### WHAT THE EXERCISE ASKS
Copy out each line of the listing that has the word "предприятия" in it.

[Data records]
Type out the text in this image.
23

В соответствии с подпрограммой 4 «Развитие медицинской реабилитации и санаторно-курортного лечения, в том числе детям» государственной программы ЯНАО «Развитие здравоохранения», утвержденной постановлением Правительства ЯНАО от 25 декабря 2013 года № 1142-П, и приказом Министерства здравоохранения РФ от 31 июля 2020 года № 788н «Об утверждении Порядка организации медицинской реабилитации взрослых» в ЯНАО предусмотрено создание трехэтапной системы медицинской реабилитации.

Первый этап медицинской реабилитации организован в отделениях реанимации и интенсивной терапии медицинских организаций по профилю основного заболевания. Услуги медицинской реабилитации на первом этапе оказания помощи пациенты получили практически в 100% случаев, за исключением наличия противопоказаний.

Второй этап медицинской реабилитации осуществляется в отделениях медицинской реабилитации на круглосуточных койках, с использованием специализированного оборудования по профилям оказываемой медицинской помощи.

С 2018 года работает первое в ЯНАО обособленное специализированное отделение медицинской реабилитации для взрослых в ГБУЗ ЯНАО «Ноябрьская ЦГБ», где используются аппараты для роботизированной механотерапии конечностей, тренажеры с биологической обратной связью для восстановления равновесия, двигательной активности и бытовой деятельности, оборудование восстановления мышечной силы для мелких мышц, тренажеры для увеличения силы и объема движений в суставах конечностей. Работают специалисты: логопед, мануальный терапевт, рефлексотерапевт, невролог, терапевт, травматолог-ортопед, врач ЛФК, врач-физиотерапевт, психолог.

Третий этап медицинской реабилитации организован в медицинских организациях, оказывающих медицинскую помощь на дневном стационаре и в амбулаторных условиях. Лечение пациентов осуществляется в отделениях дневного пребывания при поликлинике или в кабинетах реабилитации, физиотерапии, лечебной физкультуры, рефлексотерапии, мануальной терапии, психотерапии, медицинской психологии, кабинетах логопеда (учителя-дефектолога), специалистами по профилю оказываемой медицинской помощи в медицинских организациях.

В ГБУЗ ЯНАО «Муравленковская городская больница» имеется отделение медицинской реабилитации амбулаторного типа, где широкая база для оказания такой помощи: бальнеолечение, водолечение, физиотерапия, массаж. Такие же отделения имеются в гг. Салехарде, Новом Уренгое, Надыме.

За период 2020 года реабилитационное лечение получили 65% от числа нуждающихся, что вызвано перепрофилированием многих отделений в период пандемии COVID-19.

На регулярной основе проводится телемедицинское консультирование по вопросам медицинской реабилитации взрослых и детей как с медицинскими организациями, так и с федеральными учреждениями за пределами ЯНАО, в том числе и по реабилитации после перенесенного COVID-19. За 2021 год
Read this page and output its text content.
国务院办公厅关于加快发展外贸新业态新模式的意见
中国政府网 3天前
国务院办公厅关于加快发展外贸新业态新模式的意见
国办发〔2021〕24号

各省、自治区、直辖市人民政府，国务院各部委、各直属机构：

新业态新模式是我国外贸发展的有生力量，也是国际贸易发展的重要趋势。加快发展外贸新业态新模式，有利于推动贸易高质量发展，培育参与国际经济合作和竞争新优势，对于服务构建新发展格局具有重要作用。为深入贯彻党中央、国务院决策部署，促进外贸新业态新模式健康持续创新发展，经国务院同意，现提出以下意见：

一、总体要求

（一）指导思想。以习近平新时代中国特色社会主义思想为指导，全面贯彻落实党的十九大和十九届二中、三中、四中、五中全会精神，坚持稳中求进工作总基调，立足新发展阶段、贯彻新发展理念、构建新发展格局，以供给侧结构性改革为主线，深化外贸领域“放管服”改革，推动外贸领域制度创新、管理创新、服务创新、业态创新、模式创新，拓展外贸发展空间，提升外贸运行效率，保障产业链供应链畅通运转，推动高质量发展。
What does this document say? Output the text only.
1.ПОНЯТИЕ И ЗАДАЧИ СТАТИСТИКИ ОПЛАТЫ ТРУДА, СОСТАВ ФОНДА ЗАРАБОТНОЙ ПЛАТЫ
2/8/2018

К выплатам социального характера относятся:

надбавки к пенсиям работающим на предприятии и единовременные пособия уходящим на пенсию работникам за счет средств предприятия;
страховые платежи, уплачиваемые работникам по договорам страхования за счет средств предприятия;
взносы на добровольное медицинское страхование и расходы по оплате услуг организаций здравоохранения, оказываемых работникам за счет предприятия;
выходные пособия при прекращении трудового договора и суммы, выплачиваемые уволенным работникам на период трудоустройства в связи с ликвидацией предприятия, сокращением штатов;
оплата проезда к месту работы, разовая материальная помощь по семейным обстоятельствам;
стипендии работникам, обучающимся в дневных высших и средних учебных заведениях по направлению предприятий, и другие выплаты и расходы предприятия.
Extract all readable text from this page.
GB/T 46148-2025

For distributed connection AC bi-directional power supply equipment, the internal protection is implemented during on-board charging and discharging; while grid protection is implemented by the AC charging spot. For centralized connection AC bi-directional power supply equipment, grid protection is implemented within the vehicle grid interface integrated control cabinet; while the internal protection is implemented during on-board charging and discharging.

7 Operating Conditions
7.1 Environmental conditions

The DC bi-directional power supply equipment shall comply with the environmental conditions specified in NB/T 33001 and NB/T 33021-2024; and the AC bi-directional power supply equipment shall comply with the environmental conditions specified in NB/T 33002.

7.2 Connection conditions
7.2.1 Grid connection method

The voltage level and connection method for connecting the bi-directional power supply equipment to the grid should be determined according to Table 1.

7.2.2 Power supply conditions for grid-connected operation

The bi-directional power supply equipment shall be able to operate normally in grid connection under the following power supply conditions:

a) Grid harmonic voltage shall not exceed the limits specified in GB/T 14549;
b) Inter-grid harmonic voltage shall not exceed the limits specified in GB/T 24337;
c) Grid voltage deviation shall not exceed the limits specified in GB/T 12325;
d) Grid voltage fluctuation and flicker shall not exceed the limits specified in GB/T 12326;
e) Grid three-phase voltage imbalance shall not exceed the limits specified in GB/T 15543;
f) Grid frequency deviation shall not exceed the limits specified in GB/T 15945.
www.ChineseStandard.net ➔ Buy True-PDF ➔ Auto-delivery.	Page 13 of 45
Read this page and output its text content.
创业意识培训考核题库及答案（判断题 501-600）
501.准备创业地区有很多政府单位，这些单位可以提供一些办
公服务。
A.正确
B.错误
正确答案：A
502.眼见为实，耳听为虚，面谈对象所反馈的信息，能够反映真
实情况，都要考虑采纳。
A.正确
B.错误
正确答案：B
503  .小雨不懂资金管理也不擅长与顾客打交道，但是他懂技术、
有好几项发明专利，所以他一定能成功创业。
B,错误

### CORRECT RESPONSE
надбавки к пенсиям работающим на предприятии и единовременные пособия уходящим на пенсию работникам за счет средств предприятия;
страховые платежи, уплачиваемые работникам по договорам страхования за счет средств предприятия;
взносы на добровольное медицинское страхование и расходы по оплате услуг организаций здравоохранения, оказываемых работникам за счет предприятия;
выходные пособия при прекращении трудового договора и суммы, выплачиваемые уволенным работникам на период трудоустройства в связи с ликвидацией предприятия, сокращением штатов;
стипендии работникам, обучающимся в дневных высших и средних учебных заведениях по направлению предприятий, и другие выплаты и расходы предприятия.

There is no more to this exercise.